[Collected data entries]

<<<<

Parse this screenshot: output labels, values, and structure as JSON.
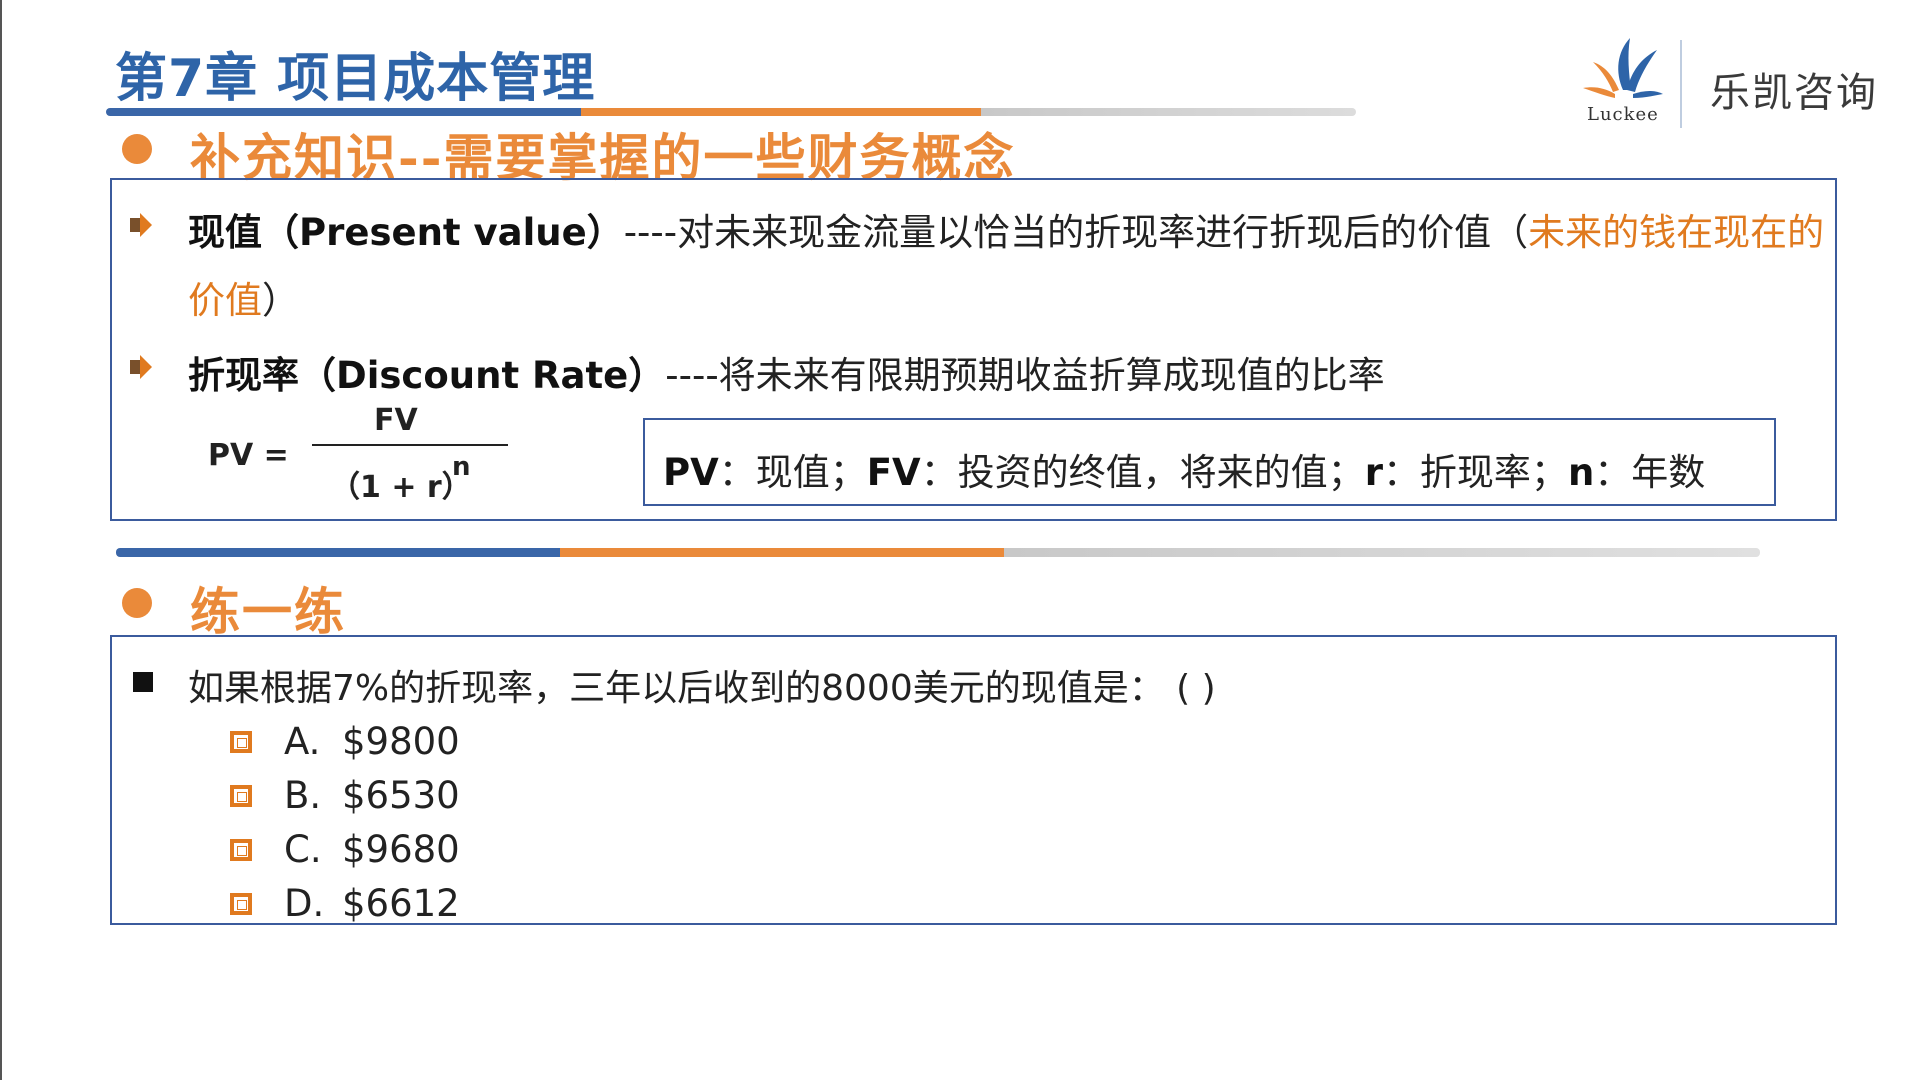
{
  "header": {
    "title": "第7章 项目成本管理",
    "logo_sub": "Luckee",
    "logo_name": "乐凯咨询"
  },
  "section1": {
    "title": "补充知识--需要掌握的一些财务概念",
    "row1": {
      "term": "现值（Present value）",
      "desc": "----对未来现金流量以恰当的折现率进行折现后的价值（",
      "highlight1": "未来的钱在现在的",
      "highlight2": "价值",
      "close": "）"
    },
    "row2": {
      "term": "折现率（Discount Rate）",
      "desc": "----将未来有限期预期收益折算成现值的比率"
    },
    "formula": {
      "lhs": "PV  =",
      "numerator": "FV",
      "denominator": "（1 + r）",
      "exponent": "n"
    },
    "definitions": {
      "pv_term": "PV",
      "pv_desc": "：现值；",
      "fv_term": "FV",
      "fv_desc": "：投资的终值，将来的值；",
      "r_term": "r",
      "r_desc": "：折现率；",
      "n_term": "n",
      "n_desc": "：年数"
    }
  },
  "section2": {
    "title": "练一练",
    "question": "如果根据7%的折现率，三年以后收到的8000美元的现值是：  ( )",
    "options": [
      {
        "letter": "A.",
        "value": "$9800"
      },
      {
        "letter": "B.",
        "value": "$6530"
      },
      {
        "letter": "C.",
        "value": "$9680"
      },
      {
        "letter": "D.",
        "value": "$6612"
      }
    ]
  },
  "colors": {
    "title_blue": "#2e64a8",
    "accent_orange": "#ea8a3a",
    "box_border": "#3b5b9d"
  }
}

>>>>

▶ [Task objective]
Output all of the records exactly as they appear above, but not the pictures.

▶ [Solution below]
Parse this screenshot: output labels, values, and structure as JSON.
{
  "header": {
    "title": "第7章 项目成本管理",
    "logo_sub": "Luckee",
    "logo_name": "乐凯咨询"
  },
  "section1": {
    "title": "补充知识--需要掌握的一些财务概念",
    "row1": {
      "term": "现值（Present value）",
      "desc": "----对未来现金流量以恰当的折现率进行折现后的价值（",
      "highlight1": "未来的钱在现在的",
      "highlight2": "价值",
      "close": "）"
    },
    "row2": {
      "term": "折现率（Discount Rate）",
      "desc": "----将未来有限期预期收益折算成现值的比率"
    },
    "formula": {
      "lhs": "PV  =",
      "numerator": "FV",
      "denominator": "（1 + r）",
      "exponent": "n"
    },
    "definitions": {
      "pv_term": "PV",
      "pv_desc": "：现值；",
      "fv_term": "FV",
      "fv_desc": "：投资的终值，将来的值；",
      "r_term": "r",
      "r_desc": "：折现率；",
      "n_term": "n",
      "n_desc": "：年数"
    }
  },
  "section2": {
    "title": "练一练",
    "question": "如果根据7%的折现率，三年以后收到的8000美元的现值是：  ( )",
    "options": [
      {
        "letter": "A.",
        "value": "$9800"
      },
      {
        "letter": "B.",
        "value": "$6530"
      },
      {
        "letter": "C.",
        "value": "$9680"
      },
      {
        "letter": "D.",
        "value": "$6612"
      }
    ]
  },
  "colors": {
    "title_blue": "#2e64a8",
    "accent_orange": "#ea8a3a",
    "box_border": "#3b5b9d"
  }
}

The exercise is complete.